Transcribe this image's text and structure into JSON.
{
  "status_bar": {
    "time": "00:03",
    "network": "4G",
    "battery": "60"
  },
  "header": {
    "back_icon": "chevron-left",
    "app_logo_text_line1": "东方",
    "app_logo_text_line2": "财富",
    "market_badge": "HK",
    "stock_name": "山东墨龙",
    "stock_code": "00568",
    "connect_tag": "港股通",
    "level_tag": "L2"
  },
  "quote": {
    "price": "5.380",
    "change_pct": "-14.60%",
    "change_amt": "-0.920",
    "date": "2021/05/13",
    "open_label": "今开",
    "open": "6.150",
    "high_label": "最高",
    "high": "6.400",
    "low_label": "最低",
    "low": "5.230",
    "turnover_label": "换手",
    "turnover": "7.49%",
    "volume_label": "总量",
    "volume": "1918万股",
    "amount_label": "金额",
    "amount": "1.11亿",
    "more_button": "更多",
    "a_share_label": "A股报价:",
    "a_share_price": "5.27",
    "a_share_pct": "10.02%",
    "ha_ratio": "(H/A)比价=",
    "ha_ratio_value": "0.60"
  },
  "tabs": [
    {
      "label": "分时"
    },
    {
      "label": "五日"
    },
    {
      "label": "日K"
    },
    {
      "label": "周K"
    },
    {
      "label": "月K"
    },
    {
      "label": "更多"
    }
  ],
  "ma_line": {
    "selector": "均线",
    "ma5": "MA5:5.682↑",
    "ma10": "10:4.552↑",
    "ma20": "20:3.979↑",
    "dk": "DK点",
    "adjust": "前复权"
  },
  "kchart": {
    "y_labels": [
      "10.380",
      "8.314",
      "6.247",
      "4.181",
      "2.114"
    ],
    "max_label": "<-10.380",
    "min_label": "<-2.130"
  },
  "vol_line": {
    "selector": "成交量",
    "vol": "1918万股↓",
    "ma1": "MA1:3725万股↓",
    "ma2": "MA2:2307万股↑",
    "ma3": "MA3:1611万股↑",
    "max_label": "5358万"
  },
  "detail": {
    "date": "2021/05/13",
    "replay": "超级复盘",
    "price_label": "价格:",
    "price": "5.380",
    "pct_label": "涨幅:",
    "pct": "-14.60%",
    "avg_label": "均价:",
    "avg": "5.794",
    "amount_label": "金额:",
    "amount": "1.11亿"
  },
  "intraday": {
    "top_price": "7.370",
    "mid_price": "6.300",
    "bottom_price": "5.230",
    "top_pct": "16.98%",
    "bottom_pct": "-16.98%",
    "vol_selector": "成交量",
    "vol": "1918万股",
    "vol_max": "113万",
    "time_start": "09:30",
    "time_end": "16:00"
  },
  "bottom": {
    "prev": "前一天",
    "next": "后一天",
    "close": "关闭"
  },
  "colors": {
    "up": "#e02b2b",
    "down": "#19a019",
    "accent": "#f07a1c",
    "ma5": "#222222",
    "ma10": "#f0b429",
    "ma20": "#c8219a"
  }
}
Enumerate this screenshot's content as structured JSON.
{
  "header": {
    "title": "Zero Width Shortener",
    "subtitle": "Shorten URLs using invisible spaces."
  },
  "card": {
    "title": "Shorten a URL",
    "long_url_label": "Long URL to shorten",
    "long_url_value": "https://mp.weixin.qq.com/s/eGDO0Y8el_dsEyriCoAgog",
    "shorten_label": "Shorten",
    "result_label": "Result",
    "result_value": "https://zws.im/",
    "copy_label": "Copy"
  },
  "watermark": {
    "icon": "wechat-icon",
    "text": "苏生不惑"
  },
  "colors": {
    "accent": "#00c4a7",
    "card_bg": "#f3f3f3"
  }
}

═══

= THE EXERCISE =
Copy every record exactly, with nothing added or dropped.

= RESPONSE TO THIS TASK =
Transcribe this image's text and structure into JSON.
{
  "status_bar": {
    "time": "00:03",
    "network": "4G",
    "battery": "60"
  },
  "header": {
    "back_icon": "chevron-left",
    "app_logo_text_line1": "东方",
    "app_logo_text_line2": "财富",
    "market_badge": "HK",
    "stock_name": "山东墨龙",
    "stock_code": "00568",
    "connect_tag": "港股通",
    "level_tag": "L2"
  },
  "quote": {
    "price": "5.380",
    "change_pct": "-14.60%",
    "change_amt": "-0.920",
    "date": "2021/05/13",
    "open_label": "今开",
    "open": "6.150",
    "high_label": "最高",
    "high": "6.400",
    "low_label": "最低",
    "low": "5.230",
    "turnover_label": "换手",
    "turnover": "7.49%",
    "volume_label": "总量",
    "volume": "1918万股",
    "amount_label": "金额",
    "amount": "1.11亿",
    "more_button": "更多",
    "a_share_label": "A股报价:",
    "a_share_price": "5.27",
    "a_share_pct": "10.02%",
    "ha_ratio": "(H/A)比价=",
    "ha_ratio_value": "0.60"
  },
  "tabs": [
    {
      "label": "分时"
    },
    {
      "label": "五日"
    },
    {
      "label": "日K"
    },
    {
      "label": "周K"
    },
    {
      "label": "月K"
    },
    {
      "label": "更多"
    }
  ],
  "ma_line": {
    "selector": "均线",
    "ma5": "MA5:5.682↑",
    "ma10": "10:4.552↑",
    "ma20": "20:3.979↑",
    "dk": "DK点",
    "adjust": "前复权"
  },
  "kchart": {
    "y_labels": [
      "10.380",
      "8.314",
      "6.247",
      "4.181",
      "2.114"
    ],
    "max_label": "<-10.380",
    "min_label": "<-2.130"
  },
  "vol_line": {
    "selector": "成交量",
    "vol": "1918万股↓",
    "ma1": "MA1:3725万股↓",
    "ma2": "MA2:2307万股↑",
    "ma3": "MA3:1611万股↑",
    "max_label": "5358万"
  },
  "detail": {
    "date": "2021/05/13",
    "replay": "超级复盘",
    "price_label": "价格:",
    "price": "5.380",
    "pct_label": "涨幅:",
    "pct": "-14.60%",
    "avg_label": "均价:",
    "avg": "5.794",
    "amount_label": "金额:",
    "amount": "1.11亿"
  },
  "intraday": {
    "top_price": "7.370",
    "mid_price": "6.300",
    "bottom_price": "5.230",
    "top_pct": "16.98%",
    "bottom_pct": "-16.98%",
    "vol_selector": "成交量",
    "vol": "1918万股",
    "vol_max": "113万",
    "time_start": "09:30",
    "time_end": "16:00"
  },
  "bottom": {
    "prev": "前一天",
    "next": "后一天",
    "close": "关闭"
  },
  "colors": {
    "up": "#e02b2b",
    "down": "#19a019",
    "accent": "#f07a1c",
    "ma5": "#222222",
    "ma10": "#f0b429",
    "ma20": "#c8219a"
  }
}
Enumerate this screenshot's content as structured JSON.
{
  "header": {
    "title": "Zero Width Shortener",
    "subtitle": "Shorten URLs using invisible spaces."
  },
  "card": {
    "title": "Shorten a URL",
    "long_url_label": "Long URL to shorten",
    "long_url_value": "https://mp.weixin.qq.com/s/eGDO0Y8el_dsEyriCoAgog",
    "shorten_label": "Shorten",
    "result_label": "Result",
    "result_value": "https://zws.im/",
    "copy_label": "Copy"
  },
  "watermark": {
    "icon": "wechat-icon",
    "text": "苏生不惑"
  },
  "colors": {
    "accent": "#00c4a7",
    "card_bg": "#f3f3f3"
  }
}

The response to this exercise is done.